__Data excerpts__.
** Begin **

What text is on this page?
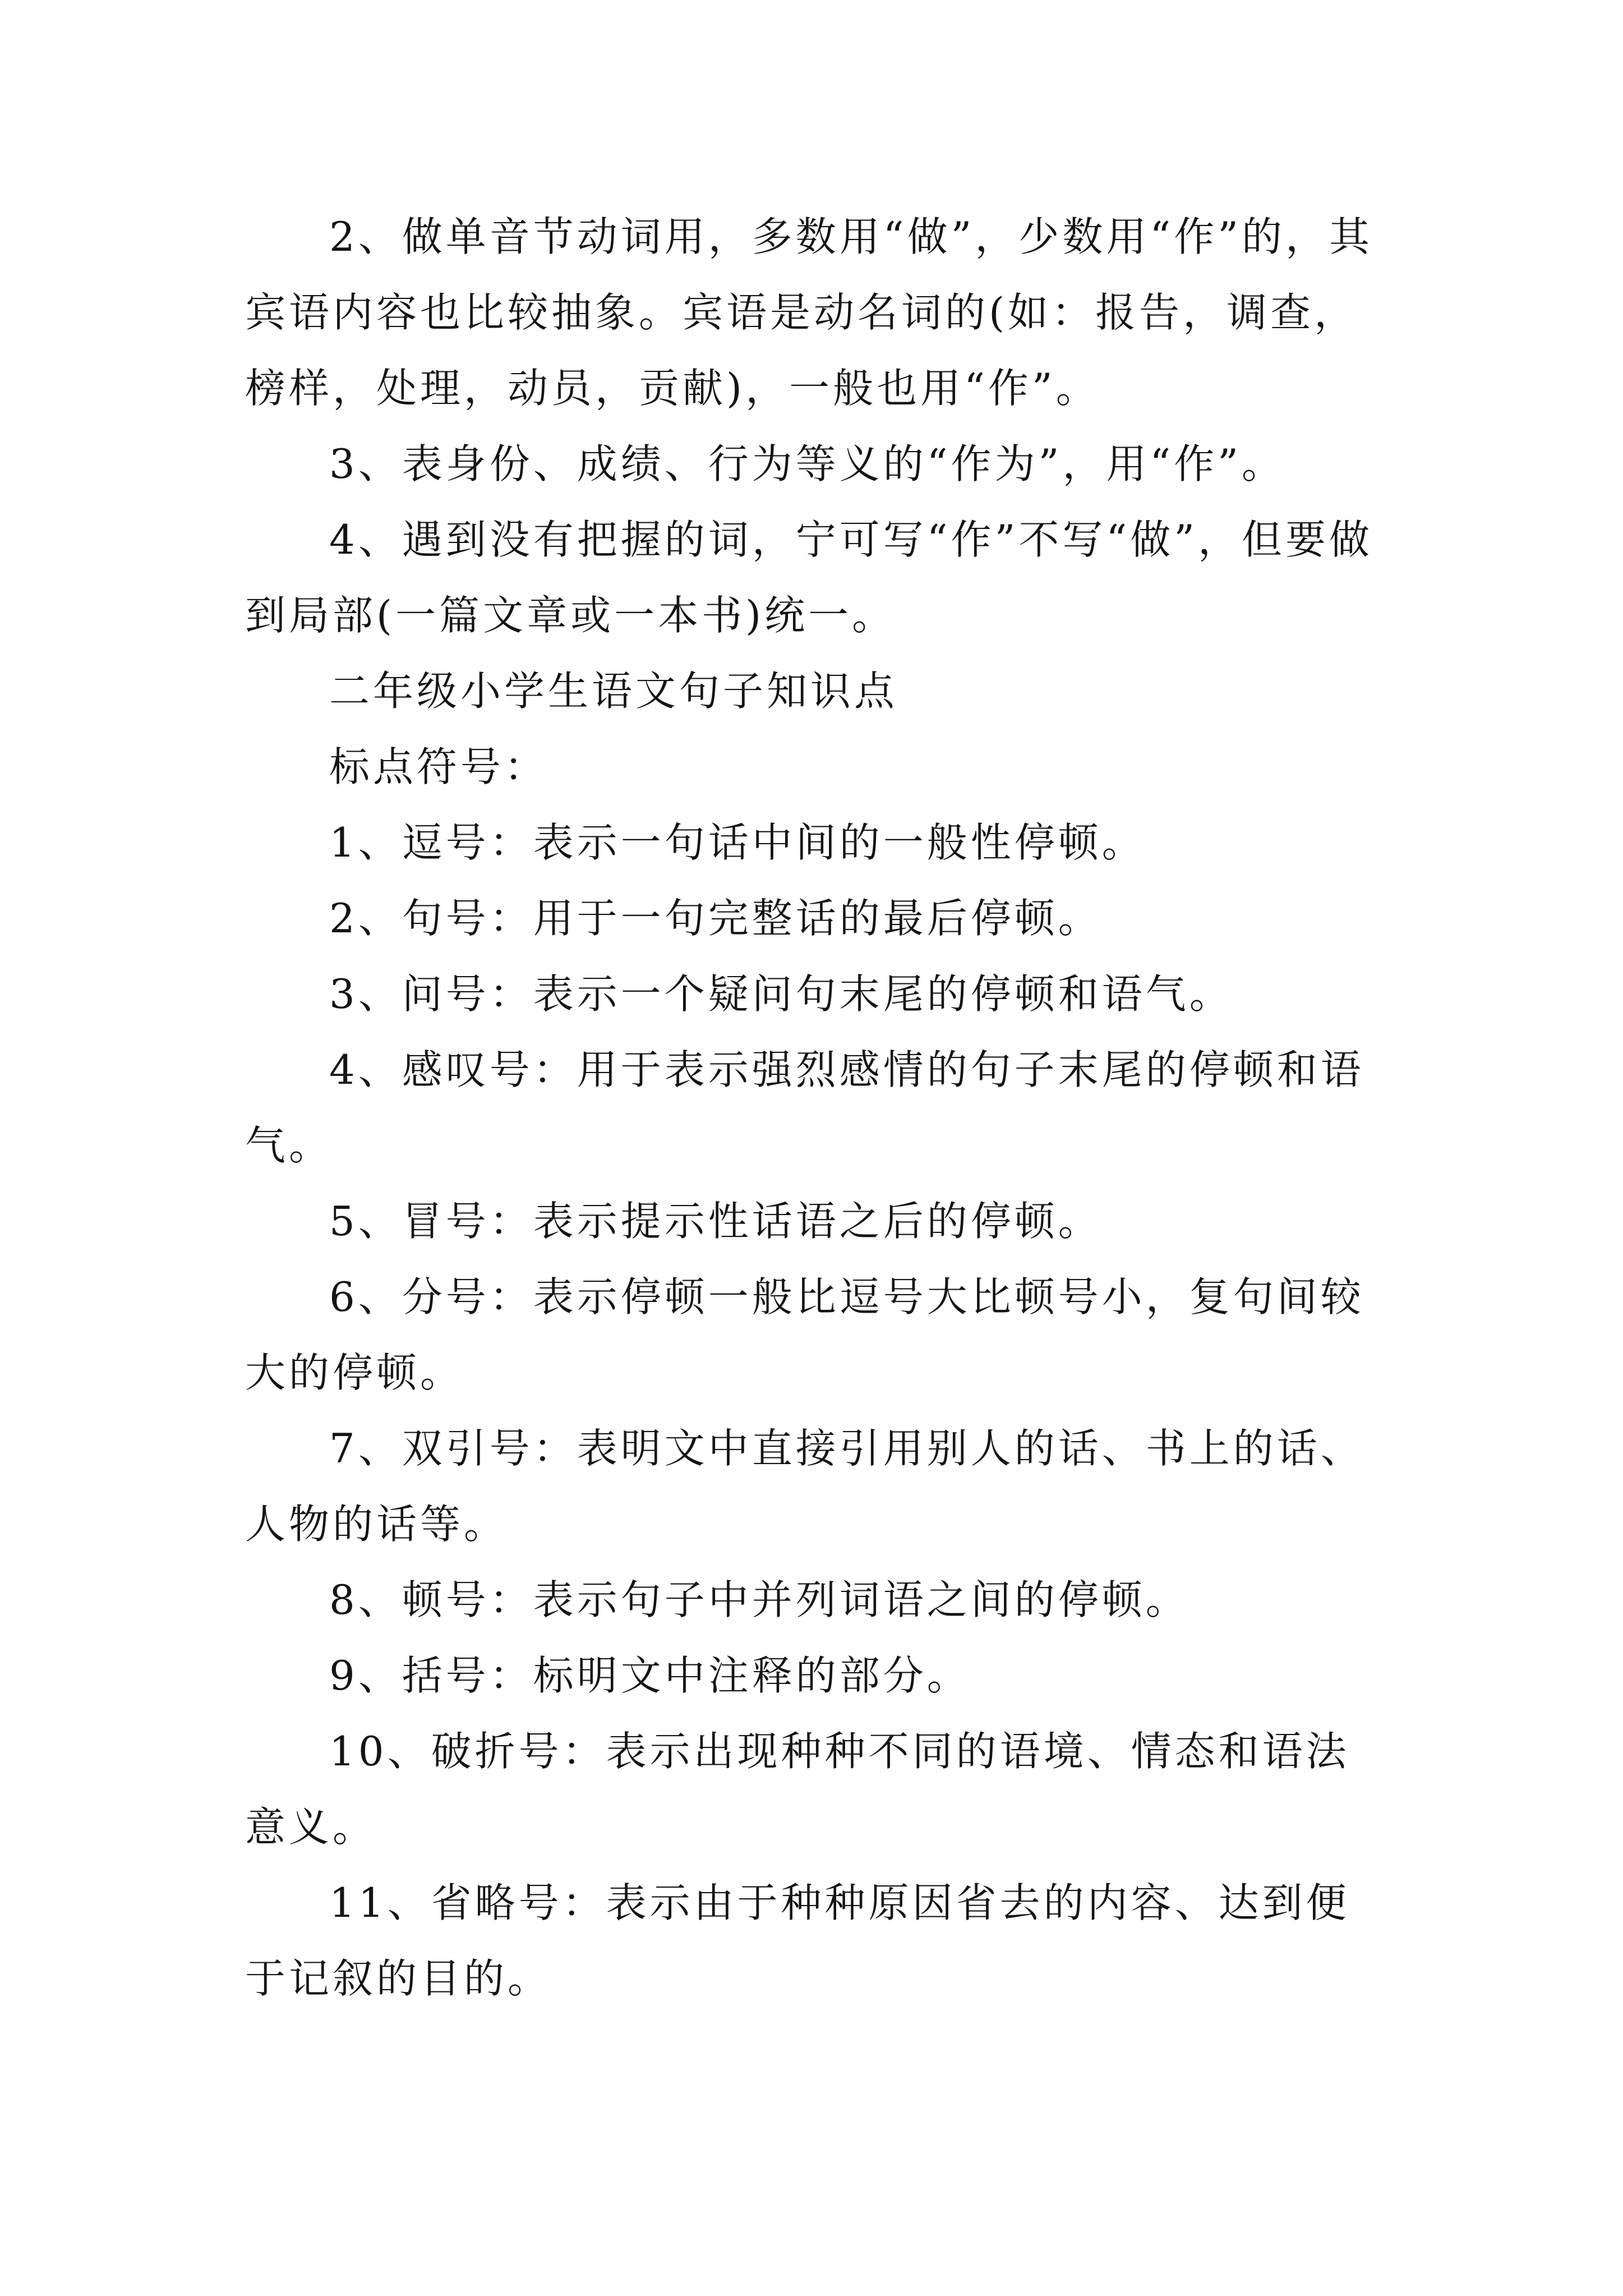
2、做单音节动词用，多数用“做”，少数用“作”的，其宾语内容也比较抽象。宾语是动名词的(如：报告，调查，榜样，处理，动员，贡献)，一般也用“作”。

3、表身份、成绩、行为等义的“作为”，用“作”。

4、遇到没有把握的词，宁可写“作”不写“做”，但要做到局部(一篇文章或一本书)统一。

二年级小学生语文句子知识点

标点符号：

1、逗号：表示一句话中间的一般性停顿。

2、句号：用于一句完整话的最后停顿。

3、问号：表示一个疑问句末尾的停顿和语气。

4、感叹号：用于表示强烈感情的句子末尾的停顿和语气。

5、冒号：表示提示性话语之后的停顿。

6、分号：表示停顿一般比逗号大比顿号小，复句间较大的停顿。

7、双引号：表明文中直接引用别人的话、书上的话、人物的话等。

8、顿号：表示句子中并列词语之间的停顿。

9、括号：标明文中注释的部分。

10、破折号：表示出现种种不同的语境、情态和语法意义。

11、省略号：表示由于种种原因省去的内容、达到便于记叙的目的。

** End **

__To be done__. Strip out the pictures and quote the remaining data word for word.

__Result of this exercise__.
What text is on this page?
2、做单音节动词用，多数用“做”，少数用“作”的，其宾语内容也比较抽象。宾语是动名词的(如：报告，调查，榜样，处理，动员，贡献)，一般也用“作”。

3、表身份、成绩、行为等义的“作为”，用“作”。

4、遇到没有把握的词，宁可写“作”不写“做”，但要做到局部(一篇文章或一本书)统一。

二年级小学生语文句子知识点

标点符号：

1、逗号：表示一句话中间的一般性停顿。

2、句号：用于一句完整话的最后停顿。

3、问号：表示一个疑问句末尾的停顿和语气。

4、感叹号：用于表示强烈感情的句子末尾的停顿和语气。

5、冒号：表示提示性话语之后的停顿。

6、分号：表示停顿一般比逗号大比顿号小，复句间较大的停顿。

7、双引号：表明文中直接引用别人的话、书上的话、人物的话等。

8、顿号：表示句子中并列词语之间的停顿。

9、括号：标明文中注释的部分。

10、破折号：表示出现种种不同的语境、情态和语法意义。

11、省略号：表示由于种种原因省去的内容、达到便于记叙的目的。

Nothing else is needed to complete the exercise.